Direction »
Gather up the lines with the word "воздушных" in them.

Data section »
------------------------------------------------------------

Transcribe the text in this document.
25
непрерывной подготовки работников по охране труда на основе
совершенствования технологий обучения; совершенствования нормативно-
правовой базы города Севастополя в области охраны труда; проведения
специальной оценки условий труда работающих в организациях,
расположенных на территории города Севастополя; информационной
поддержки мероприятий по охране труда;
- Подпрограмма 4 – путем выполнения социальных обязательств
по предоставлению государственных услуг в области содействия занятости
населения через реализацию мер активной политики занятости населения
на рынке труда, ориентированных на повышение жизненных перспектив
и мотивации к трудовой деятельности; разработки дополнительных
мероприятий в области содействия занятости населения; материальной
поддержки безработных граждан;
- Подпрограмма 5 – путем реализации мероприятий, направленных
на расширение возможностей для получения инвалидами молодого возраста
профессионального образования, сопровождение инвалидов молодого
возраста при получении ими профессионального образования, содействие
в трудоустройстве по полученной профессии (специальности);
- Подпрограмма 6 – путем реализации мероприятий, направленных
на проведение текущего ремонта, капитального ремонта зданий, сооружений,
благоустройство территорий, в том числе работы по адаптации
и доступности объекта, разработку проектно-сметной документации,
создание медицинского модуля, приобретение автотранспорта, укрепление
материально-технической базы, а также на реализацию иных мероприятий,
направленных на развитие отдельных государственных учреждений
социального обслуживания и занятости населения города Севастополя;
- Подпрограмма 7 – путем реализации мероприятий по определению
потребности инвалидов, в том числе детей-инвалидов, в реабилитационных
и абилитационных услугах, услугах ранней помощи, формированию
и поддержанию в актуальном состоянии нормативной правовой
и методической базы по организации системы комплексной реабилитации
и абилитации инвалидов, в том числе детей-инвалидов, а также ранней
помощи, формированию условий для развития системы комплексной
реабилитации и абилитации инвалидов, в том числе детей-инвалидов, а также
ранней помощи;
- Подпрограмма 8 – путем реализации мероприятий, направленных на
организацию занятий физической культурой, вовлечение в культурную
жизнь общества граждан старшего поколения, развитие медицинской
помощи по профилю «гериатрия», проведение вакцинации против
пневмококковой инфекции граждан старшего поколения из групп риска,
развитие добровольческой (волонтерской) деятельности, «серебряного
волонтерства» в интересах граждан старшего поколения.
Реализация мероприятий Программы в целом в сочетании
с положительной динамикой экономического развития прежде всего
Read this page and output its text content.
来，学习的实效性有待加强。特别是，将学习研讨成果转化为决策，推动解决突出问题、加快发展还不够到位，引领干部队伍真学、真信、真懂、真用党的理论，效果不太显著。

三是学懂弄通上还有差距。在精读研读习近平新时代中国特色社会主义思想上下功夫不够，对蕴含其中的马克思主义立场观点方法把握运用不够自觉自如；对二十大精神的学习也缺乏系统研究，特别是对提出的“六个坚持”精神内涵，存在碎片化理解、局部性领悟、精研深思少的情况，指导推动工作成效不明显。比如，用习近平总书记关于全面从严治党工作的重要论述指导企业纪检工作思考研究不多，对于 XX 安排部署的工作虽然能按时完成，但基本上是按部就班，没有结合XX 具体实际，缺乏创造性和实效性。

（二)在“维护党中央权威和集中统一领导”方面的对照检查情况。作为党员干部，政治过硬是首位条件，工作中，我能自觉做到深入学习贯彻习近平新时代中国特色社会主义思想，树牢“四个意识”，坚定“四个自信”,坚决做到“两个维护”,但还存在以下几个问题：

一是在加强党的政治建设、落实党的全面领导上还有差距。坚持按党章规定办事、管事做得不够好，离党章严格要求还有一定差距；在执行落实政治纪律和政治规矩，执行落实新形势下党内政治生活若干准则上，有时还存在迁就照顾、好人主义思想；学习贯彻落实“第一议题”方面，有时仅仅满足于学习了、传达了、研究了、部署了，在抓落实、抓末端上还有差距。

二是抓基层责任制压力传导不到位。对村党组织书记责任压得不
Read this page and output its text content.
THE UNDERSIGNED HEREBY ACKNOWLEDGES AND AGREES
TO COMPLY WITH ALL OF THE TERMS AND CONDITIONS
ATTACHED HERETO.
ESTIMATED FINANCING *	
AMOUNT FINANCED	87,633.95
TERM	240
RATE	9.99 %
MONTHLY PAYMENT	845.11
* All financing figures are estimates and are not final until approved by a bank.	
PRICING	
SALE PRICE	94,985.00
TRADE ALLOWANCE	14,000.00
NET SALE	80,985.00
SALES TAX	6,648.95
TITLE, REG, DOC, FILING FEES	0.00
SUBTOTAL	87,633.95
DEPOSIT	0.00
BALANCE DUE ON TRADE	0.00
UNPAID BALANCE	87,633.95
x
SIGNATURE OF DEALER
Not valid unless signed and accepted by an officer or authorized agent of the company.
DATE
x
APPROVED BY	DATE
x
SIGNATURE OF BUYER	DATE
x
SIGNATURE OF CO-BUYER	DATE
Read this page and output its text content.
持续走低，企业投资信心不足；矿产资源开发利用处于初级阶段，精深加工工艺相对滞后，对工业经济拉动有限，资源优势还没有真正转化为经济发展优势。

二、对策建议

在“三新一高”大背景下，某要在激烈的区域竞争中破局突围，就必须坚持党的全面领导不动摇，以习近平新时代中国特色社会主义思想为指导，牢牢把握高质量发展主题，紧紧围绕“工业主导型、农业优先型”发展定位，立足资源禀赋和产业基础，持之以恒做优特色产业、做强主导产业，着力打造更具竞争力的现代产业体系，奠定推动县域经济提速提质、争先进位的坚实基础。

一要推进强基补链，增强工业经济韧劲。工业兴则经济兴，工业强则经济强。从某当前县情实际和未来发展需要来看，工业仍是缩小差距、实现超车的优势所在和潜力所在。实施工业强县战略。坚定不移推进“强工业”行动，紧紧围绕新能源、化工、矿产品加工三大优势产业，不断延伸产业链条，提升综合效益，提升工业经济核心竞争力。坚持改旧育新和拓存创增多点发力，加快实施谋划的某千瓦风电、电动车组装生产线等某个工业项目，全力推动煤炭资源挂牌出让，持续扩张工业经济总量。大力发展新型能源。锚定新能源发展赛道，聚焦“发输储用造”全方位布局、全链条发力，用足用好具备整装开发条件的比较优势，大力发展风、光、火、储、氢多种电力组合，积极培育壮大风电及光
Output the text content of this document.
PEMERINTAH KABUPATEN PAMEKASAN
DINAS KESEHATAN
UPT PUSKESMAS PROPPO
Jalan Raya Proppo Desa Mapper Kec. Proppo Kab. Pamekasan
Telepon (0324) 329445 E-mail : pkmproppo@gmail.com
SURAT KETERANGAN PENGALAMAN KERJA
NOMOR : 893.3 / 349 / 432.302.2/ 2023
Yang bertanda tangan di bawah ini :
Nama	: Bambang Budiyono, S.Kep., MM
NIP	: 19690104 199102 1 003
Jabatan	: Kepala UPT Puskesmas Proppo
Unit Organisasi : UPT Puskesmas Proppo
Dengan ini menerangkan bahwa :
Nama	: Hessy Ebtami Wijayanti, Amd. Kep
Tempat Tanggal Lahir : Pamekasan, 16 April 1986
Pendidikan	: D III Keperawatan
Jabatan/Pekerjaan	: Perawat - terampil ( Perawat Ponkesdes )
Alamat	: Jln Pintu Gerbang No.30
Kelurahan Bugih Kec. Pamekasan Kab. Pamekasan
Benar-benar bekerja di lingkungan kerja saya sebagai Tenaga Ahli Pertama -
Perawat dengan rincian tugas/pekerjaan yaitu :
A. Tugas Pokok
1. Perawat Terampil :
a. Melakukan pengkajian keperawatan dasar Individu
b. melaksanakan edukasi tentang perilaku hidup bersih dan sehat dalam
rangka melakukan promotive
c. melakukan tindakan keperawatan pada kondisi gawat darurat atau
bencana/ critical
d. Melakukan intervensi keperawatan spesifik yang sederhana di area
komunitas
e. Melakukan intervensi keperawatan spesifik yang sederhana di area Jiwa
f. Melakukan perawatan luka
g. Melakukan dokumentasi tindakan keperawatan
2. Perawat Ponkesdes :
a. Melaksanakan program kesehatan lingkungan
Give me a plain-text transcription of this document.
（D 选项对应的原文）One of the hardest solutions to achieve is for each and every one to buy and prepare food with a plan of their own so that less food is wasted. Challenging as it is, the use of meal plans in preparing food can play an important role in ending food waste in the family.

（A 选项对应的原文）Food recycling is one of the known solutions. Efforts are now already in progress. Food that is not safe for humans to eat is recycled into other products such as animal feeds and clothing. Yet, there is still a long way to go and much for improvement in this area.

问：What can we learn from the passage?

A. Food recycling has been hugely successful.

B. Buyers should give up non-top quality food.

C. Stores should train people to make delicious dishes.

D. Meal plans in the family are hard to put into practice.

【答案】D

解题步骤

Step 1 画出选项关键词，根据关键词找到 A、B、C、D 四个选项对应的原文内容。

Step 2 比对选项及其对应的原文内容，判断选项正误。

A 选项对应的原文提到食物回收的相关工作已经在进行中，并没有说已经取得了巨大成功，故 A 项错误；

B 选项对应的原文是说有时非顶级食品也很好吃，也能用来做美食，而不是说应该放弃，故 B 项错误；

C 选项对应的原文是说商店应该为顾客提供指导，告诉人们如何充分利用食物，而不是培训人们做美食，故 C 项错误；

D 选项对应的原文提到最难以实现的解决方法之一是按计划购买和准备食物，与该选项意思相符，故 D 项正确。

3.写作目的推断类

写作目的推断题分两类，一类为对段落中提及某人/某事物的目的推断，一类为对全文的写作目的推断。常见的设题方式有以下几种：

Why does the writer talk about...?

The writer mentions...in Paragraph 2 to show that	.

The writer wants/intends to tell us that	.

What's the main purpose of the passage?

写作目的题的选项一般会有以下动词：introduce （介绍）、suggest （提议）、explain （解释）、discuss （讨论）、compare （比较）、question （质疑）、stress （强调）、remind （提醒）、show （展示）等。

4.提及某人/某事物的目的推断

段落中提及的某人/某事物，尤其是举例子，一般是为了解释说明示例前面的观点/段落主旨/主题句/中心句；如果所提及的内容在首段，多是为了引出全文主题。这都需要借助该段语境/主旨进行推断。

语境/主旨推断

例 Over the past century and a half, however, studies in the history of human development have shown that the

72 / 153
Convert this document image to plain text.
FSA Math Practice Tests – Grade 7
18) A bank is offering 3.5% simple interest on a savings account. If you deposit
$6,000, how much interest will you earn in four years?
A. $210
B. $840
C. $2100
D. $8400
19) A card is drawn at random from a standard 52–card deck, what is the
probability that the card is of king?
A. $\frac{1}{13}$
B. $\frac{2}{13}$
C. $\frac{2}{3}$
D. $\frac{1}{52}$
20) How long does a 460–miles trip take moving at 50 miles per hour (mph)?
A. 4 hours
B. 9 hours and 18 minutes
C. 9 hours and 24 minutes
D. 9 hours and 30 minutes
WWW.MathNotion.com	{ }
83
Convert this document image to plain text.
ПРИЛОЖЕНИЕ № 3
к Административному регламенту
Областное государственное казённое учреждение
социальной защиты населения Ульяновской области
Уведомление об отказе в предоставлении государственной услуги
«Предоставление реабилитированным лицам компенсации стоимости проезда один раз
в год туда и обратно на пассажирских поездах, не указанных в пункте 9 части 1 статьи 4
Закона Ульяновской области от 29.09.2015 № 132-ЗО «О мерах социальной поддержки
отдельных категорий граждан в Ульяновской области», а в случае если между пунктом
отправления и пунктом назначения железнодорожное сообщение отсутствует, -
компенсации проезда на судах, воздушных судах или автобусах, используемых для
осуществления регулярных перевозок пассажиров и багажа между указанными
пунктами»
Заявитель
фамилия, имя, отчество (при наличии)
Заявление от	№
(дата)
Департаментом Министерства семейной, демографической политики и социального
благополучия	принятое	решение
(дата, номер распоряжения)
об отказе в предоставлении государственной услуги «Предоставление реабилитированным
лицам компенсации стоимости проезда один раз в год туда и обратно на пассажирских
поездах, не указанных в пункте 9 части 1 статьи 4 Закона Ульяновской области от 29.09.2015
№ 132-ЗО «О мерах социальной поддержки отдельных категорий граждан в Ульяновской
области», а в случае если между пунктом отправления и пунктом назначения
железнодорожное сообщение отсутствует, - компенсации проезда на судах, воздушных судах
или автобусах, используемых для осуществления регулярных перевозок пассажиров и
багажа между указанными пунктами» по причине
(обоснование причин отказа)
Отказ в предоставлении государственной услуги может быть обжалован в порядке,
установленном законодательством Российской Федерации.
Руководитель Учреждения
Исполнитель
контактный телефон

------------------------------------------------------------

Solution for this problem »
компенсации проезда на судах, воздушных судах или автобусах, используемых для
железнодорожное сообщение отсутствует, - компенсации проезда на судах, воздушных судах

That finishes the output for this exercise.